In the entries below, count every line containing "text". Return the number and nothing else.

_ _ _ _ _

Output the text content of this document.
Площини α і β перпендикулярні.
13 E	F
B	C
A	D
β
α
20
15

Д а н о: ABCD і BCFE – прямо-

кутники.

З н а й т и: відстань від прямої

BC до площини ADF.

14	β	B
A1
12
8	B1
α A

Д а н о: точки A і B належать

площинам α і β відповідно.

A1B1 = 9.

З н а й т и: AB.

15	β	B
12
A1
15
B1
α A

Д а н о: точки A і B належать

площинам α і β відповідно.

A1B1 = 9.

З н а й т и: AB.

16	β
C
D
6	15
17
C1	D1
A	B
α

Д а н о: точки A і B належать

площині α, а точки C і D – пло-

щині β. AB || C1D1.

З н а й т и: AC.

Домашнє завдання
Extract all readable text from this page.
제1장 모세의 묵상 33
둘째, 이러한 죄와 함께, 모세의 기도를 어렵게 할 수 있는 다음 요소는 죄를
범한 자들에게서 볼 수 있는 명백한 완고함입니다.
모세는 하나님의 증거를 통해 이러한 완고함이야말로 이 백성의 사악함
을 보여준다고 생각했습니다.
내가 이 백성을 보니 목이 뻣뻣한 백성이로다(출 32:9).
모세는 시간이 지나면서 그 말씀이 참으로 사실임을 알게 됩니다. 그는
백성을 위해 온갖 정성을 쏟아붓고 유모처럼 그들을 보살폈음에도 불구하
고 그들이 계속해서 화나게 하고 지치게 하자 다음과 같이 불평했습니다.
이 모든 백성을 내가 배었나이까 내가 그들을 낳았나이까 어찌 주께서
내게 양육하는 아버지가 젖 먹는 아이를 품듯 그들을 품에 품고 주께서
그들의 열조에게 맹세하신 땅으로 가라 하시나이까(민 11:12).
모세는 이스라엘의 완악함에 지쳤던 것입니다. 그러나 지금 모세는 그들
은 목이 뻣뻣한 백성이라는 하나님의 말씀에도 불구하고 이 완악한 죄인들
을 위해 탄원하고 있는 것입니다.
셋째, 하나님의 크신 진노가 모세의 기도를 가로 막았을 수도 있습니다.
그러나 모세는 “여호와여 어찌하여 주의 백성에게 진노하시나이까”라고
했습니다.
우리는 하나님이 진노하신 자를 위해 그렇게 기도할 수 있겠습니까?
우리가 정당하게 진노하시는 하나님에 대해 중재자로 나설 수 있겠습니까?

_ _ _ _ _

§ **Response for this exercise**:
2